**Challenge:** Return every line of the listing below unchanged.

**Given records:**
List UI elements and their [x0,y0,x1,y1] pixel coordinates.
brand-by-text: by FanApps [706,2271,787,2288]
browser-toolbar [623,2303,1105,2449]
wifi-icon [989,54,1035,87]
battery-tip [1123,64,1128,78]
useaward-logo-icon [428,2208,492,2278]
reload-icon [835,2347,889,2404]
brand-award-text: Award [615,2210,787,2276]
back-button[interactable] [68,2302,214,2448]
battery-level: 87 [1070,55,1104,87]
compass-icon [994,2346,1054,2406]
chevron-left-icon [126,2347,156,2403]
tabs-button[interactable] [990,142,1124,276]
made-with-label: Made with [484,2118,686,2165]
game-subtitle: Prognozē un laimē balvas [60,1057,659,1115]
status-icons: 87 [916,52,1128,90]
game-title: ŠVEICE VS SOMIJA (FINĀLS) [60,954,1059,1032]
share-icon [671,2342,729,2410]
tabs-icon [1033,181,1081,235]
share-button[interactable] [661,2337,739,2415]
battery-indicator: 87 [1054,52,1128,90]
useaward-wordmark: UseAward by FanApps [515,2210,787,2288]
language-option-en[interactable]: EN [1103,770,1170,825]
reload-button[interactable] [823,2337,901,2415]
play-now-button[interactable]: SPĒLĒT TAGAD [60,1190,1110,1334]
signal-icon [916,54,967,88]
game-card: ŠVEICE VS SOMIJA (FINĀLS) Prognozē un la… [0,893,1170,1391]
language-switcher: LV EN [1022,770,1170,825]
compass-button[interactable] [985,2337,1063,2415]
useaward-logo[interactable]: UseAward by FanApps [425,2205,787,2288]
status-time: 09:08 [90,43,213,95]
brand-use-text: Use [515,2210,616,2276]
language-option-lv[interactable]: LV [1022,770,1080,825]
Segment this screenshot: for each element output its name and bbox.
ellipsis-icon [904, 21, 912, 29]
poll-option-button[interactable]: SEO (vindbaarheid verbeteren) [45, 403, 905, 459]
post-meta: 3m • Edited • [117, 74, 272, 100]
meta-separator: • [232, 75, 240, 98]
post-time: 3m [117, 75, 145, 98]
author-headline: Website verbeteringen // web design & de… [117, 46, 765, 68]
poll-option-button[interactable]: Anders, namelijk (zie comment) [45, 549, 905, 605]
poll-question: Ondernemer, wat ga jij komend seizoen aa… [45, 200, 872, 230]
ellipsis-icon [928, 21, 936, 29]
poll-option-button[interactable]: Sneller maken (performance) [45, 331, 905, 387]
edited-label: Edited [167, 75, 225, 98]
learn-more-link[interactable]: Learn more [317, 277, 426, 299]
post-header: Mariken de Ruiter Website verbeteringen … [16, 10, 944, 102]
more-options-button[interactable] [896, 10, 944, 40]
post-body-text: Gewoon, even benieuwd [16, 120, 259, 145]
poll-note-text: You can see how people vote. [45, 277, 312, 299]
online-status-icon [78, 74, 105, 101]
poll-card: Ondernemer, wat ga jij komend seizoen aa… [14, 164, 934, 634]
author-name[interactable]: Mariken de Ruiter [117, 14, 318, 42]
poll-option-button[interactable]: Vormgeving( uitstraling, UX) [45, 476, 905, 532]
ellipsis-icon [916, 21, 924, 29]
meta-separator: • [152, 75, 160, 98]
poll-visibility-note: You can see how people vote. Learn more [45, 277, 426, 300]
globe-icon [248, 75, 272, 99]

**Task result:**
List UI elements and their [x0,y0,x1,y1] pixel coordinates.
brand-by-text: by FanApps [706,2271,787,2288]
browser-toolbar [623,2303,1105,2449]
wifi-icon [989,54,1035,87]
battery-tip [1123,64,1128,78]
useaward-logo-icon [428,2208,492,2278]
reload-icon [835,2347,889,2404]
brand-award-text: Award [615,2210,787,2276]
back-button[interactable] [68,2302,214,2448]
battery-level: 87 [1070,55,1104,87]
compass-icon [994,2346,1054,2406]
chevron-left-icon [126,2347,156,2403]
tabs-button[interactable] [990,142,1124,276]
made-with-label: Made with [484,2118,686,2165]
game-subtitle: Prognozē un laimē balvas [60,1057,659,1115]
status-icons: 87 [916,52,1128,90]
game-title: ŠVEICE VS SOMIJA (FINĀLS) [60,954,1059,1032]
share-icon [671,2342,729,2410]
tabs-icon [1033,181,1081,235]
share-button[interactable] [661,2337,739,2415]
battery-indicator: 87 [1054,52,1128,90]
useaward-wordmark: UseAward by FanApps [515,2210,787,2288]
language-option-en[interactable]: EN [1103,770,1170,825]
reload-button[interactable] [823,2337,901,2415]
play-now-button[interactable]: SPĒLĒT TAGAD [60,1190,1110,1334]
signal-icon [916,54,967,88]
game-card: ŠVEICE VS SOMIJA (FINĀLS) Prognozē un la… [0,893,1170,1391]
language-switcher: LV EN [1022,770,1170,825]
compass-button[interactable] [985,2337,1063,2415]
useaward-logo[interactable]: UseAward by FanApps [425,2205,787,2288]
status-time: 09:08 [90,43,213,95]
brand-use-text: Use [515,2210,616,2276]
language-option-lv[interactable]: LV [1022,770,1080,825]
Segment this screenshot: for each element output its name and bbox.
ellipsis-icon [904, 21, 912, 29]
poll-option-button[interactable]: SEO (vindbaarheid verbeteren) [45, 403, 905, 459]
post-meta: 3m • Edited • [117, 74, 272, 100]
meta-separator: • [232, 75, 240, 98]
post-time: 3m [117, 75, 145, 98]
author-headline: Website verbeteringen // web design & de… [117, 46, 765, 68]
poll-option-button[interactable]: Anders, namelijk (zie comment) [45, 549, 905, 605]
poll-question: Ondernemer, wat ga jij komend seizoen aa… [45, 200, 872, 230]
ellipsis-icon [928, 21, 936, 29]
poll-option-button[interactable]: Sneller maken (performance) [45, 331, 905, 387]
edited-label: Edited [167, 75, 225, 98]
learn-more-link[interactable]: Learn more [317, 277, 426, 299]
post-header: Mariken de Ruiter Website verbeteringen … [16, 10, 944, 102]
more-options-button[interactable] [896, 10, 944, 40]
post-body-text: Gewoon, even benieuwd [16, 120, 259, 145]
poll-note-text: You can see how people vote. [45, 277, 312, 299]
online-status-icon [78, 74, 105, 101]
poll-card: Ondernemer, wat ga jij komend seizoen aa… [14, 164, 934, 634]
author-name[interactable]: Mariken de Ruiter [117, 14, 318, 42]
poll-option-button[interactable]: Vormgeving( uitstraling, UX) [45, 476, 905, 532]
ellipsis-icon [916, 21, 924, 29]
meta-separator: • [152, 75, 160, 98]
poll-visibility-note: You can see how people vote. Learn more [45, 277, 426, 300]
globe-icon [248, 75, 272, 99]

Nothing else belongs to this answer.